EXERCISE REQUIREMENTS: Could you transcribe the material below exactly, without leaving out a single line?

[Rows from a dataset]
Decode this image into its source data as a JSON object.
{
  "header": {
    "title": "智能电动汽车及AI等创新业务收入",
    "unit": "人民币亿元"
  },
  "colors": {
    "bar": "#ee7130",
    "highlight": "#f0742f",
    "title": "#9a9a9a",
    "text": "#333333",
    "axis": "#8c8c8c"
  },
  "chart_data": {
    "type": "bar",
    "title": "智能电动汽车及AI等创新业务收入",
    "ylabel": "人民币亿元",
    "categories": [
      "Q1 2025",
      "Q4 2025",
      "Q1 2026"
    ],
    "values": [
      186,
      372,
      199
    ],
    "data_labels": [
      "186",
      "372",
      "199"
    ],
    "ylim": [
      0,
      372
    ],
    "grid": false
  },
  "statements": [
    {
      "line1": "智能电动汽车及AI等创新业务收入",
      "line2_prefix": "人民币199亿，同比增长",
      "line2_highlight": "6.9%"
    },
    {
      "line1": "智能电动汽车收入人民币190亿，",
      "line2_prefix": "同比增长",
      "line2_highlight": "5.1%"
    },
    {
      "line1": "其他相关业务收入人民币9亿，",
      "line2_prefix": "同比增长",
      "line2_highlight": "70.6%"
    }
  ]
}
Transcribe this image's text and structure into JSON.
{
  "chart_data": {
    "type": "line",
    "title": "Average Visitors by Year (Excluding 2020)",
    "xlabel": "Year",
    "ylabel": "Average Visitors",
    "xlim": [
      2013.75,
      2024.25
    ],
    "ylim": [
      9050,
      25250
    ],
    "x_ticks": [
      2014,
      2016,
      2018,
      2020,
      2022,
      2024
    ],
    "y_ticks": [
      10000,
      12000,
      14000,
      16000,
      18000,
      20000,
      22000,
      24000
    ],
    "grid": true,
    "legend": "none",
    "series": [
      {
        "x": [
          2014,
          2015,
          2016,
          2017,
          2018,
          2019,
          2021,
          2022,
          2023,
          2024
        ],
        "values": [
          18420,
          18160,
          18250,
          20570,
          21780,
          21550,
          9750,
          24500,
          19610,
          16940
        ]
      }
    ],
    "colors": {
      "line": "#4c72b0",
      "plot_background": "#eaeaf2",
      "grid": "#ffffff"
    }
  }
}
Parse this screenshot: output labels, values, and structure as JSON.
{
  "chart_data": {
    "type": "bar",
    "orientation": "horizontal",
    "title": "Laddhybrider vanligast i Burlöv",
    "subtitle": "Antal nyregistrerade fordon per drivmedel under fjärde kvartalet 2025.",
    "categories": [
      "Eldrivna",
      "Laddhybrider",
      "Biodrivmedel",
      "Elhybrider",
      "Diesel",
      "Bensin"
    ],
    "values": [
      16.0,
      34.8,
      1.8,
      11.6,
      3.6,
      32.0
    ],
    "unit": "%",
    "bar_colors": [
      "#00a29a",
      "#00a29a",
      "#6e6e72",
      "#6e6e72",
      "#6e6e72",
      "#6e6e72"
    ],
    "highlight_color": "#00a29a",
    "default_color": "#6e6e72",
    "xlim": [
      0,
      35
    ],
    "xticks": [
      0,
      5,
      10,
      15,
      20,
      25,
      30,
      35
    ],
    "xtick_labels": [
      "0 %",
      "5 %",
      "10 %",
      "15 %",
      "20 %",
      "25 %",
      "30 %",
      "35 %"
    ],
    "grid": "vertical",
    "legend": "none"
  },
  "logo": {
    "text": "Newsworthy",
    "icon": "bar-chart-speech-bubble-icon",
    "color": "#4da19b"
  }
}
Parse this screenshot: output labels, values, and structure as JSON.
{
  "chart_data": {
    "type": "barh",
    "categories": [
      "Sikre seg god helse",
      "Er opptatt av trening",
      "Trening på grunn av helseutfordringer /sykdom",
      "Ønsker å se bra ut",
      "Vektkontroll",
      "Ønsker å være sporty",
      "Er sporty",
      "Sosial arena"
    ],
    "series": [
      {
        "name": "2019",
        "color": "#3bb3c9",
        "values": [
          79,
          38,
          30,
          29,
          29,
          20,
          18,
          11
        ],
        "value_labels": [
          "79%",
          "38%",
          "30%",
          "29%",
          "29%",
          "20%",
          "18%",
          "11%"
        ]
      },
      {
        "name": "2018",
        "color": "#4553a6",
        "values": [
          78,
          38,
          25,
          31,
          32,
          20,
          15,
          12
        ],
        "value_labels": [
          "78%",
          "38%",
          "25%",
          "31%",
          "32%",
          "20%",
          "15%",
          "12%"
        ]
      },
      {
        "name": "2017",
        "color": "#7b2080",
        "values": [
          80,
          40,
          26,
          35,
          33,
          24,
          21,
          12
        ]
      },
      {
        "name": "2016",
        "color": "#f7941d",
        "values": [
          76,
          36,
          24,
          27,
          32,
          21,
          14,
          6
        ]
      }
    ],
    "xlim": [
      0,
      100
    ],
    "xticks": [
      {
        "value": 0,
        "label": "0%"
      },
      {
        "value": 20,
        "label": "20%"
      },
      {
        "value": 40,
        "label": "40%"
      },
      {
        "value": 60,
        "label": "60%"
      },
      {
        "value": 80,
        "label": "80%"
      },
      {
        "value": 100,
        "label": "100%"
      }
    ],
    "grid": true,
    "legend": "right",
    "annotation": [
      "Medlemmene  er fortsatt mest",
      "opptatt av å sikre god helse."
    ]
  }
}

THE COMPLETED TASK:
Decode this image into its source data as a JSON object.
{
  "header": {
    "title": "智能电动汽车及AI等创新业务收入",
    "unit": "人民币亿元"
  },
  "colors": {
    "bar": "#ee7130",
    "highlight": "#f0742f",
    "title": "#9a9a9a",
    "text": "#333333",
    "axis": "#8c8c8c"
  },
  "chart_data": {
    "type": "bar",
    "title": "智能电动汽车及AI等创新业务收入",
    "ylabel": "人民币亿元",
    "categories": [
      "Q1 2025",
      "Q4 2025",
      "Q1 2026"
    ],
    "values": [
      186,
      372,
      199
    ],
    "data_labels": [
      "186",
      "372",
      "199"
    ],
    "ylim": [
      0,
      372
    ],
    "grid": false
  },
  "statements": [
    {
      "line1": "智能电动汽车及AI等创新业务收入",
      "line2_prefix": "人民币199亿，同比增长",
      "line2_highlight": "6.9%"
    },
    {
      "line1": "智能电动汽车收入人民币190亿，",
      "line2_prefix": "同比增长",
      "line2_highlight": "5.1%"
    },
    {
      "line1": "其他相关业务收入人民币9亿，",
      "line2_prefix": "同比增长",
      "line2_highlight": "70.6%"
    }
  ]
}
Transcribe this image's text and structure into JSON.
{
  "chart_data": {
    "type": "line",
    "title": "Average Visitors by Year (Excluding 2020)",
    "xlabel": "Year",
    "ylabel": "Average Visitors",
    "xlim": [
      2013.75,
      2024.25
    ],
    "ylim": [
      9050,
      25250
    ],
    "x_ticks": [
      2014,
      2016,
      2018,
      2020,
      2022,
      2024
    ],
    "y_ticks": [
      10000,
      12000,
      14000,
      16000,
      18000,
      20000,
      22000,
      24000
    ],
    "grid": true,
    "legend": "none",
    "series": [
      {
        "x": [
          2014,
          2015,
          2016,
          2017,
          2018,
          2019,
          2021,
          2022,
          2023,
          2024
        ],
        "values": [
          18420,
          18160,
          18250,
          20570,
          21780,
          21550,
          9750,
          24500,
          19610,
          16940
        ]
      }
    ],
    "colors": {
      "line": "#4c72b0",
      "plot_background": "#eaeaf2",
      "grid": "#ffffff"
    }
  }
}
Parse this screenshot: output labels, values, and structure as JSON.
{
  "chart_data": {
    "type": "bar",
    "orientation": "horizontal",
    "title": "Laddhybrider vanligast i Burlöv",
    "subtitle": "Antal nyregistrerade fordon per drivmedel under fjärde kvartalet 2025.",
    "categories": [
      "Eldrivna",
      "Laddhybrider",
      "Biodrivmedel",
      "Elhybrider",
      "Diesel",
      "Bensin"
    ],
    "values": [
      16.0,
      34.8,
      1.8,
      11.6,
      3.6,
      32.0
    ],
    "unit": "%",
    "bar_colors": [
      "#00a29a",
      "#00a29a",
      "#6e6e72",
      "#6e6e72",
      "#6e6e72",
      "#6e6e72"
    ],
    "highlight_color": "#00a29a",
    "default_color": "#6e6e72",
    "xlim": [
      0,
      35
    ],
    "xticks": [
      0,
      5,
      10,
      15,
      20,
      25,
      30,
      35
    ],
    "xtick_labels": [
      "0 %",
      "5 %",
      "10 %",
      "15 %",
      "20 %",
      "25 %",
      "30 %",
      "35 %"
    ],
    "grid": "vertical",
    "legend": "none"
  },
  "logo": {
    "text": "Newsworthy",
    "icon": "bar-chart-speech-bubble-icon",
    "color": "#4da19b"
  }
}
Parse this screenshot: output labels, values, and structure as JSON.
{
  "chart_data": {
    "type": "barh",
    "categories": [
      "Sikre seg god helse",
      "Er opptatt av trening",
      "Trening på grunn av helseutfordringer /sykdom",
      "Ønsker å se bra ut",
      "Vektkontroll",
      "Ønsker å være sporty",
      "Er sporty",
      "Sosial arena"
    ],
    "series": [
      {
        "name": "2019",
        "color": "#3bb3c9",
        "values": [
          79,
          38,
          30,
          29,
          29,
          20,
          18,
          11
        ],
        "value_labels": [
          "79%",
          "38%",
          "30%",
          "29%",
          "29%",
          "20%",
          "18%",
          "11%"
        ]
      },
      {
        "name": "2018",
        "color": "#4553a6",
        "values": [
          78,
          38,
          25,
          31,
          32,
          20,
          15,
          12
        ],
        "value_labels": [
          "78%",
          "38%",
          "25%",
          "31%",
          "32%",
          "20%",
          "15%",
          "12%"
        ]
      },
      {
        "name": "2017",
        "color": "#7b2080",
        "values": [
          80,
          40,
          26,
          35,
          33,
          24,
          21,
          12
        ]
      },
      {
        "name": "2016",
        "color": "#f7941d",
        "values": [
          76,
          36,
          24,
          27,
          32,
          21,
          14,
          6
        ]
      }
    ],
    "xlim": [
      0,
      100
    ],
    "xticks": [
      {
        "value": 0,
        "label": "0%"
      },
      {
        "value": 20,
        "label": "20%"
      },
      {
        "value": 40,
        "label": "40%"
      },
      {
        "value": 60,
        "label": "60%"
      },
      {
        "value": 80,
        "label": "80%"
      },
      {
        "value": 100,
        "label": "100%"
      }
    ],
    "grid": true,
    "legend": "right",
    "annotation": [
      "Medlemmene  er fortsatt mest",
      "opptatt av å sikre god helse."
    ]
  }
}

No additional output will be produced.